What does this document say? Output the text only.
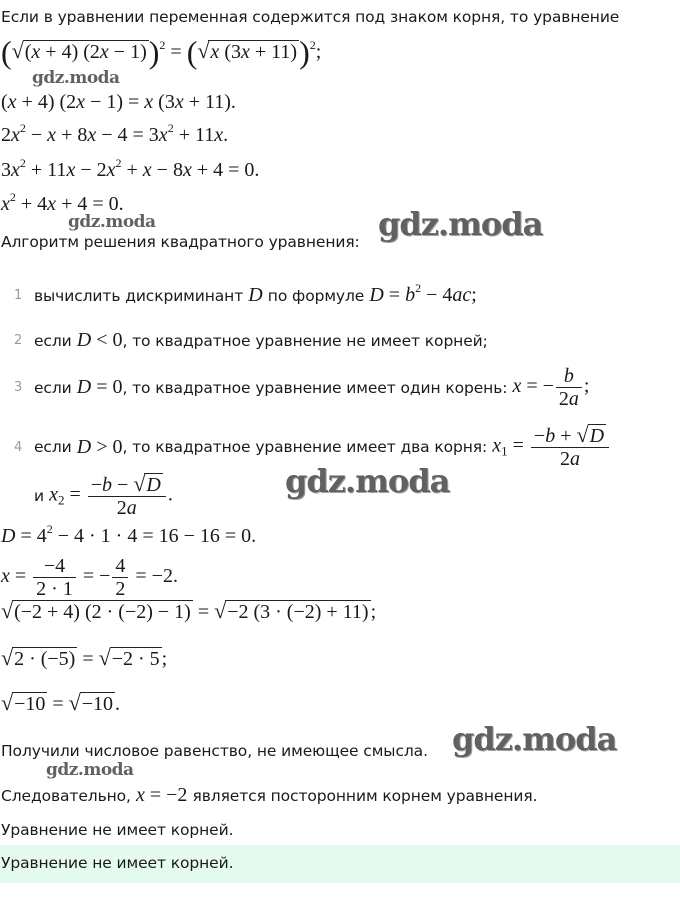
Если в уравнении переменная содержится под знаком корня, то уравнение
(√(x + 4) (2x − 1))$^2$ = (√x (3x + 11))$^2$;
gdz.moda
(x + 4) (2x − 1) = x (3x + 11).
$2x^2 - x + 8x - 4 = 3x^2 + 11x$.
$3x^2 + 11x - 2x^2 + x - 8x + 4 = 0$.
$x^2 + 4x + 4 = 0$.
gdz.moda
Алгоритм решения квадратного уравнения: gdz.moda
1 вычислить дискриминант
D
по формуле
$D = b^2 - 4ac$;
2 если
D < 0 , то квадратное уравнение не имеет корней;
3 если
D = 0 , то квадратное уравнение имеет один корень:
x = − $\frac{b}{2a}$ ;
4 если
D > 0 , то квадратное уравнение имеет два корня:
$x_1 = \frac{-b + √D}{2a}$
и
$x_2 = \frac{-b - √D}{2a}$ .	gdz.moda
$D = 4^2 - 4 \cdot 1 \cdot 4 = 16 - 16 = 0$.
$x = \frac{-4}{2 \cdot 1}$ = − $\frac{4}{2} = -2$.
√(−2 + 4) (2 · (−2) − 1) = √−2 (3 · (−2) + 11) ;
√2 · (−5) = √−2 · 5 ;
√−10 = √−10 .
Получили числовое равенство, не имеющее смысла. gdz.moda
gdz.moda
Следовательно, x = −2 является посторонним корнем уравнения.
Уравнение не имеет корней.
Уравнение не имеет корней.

------------

• Task objective: In the entries above, identify every line with the string "имеет".

• Written solution:
D < 0 , то квадратное уравнение не имеет корней;
D = 0 , то квадратное уравнение имеет один корень:
D > 0 , то квадратное уравнение имеет два корня:
Уравнение не имеет корней.
Уравнение не имеет корней.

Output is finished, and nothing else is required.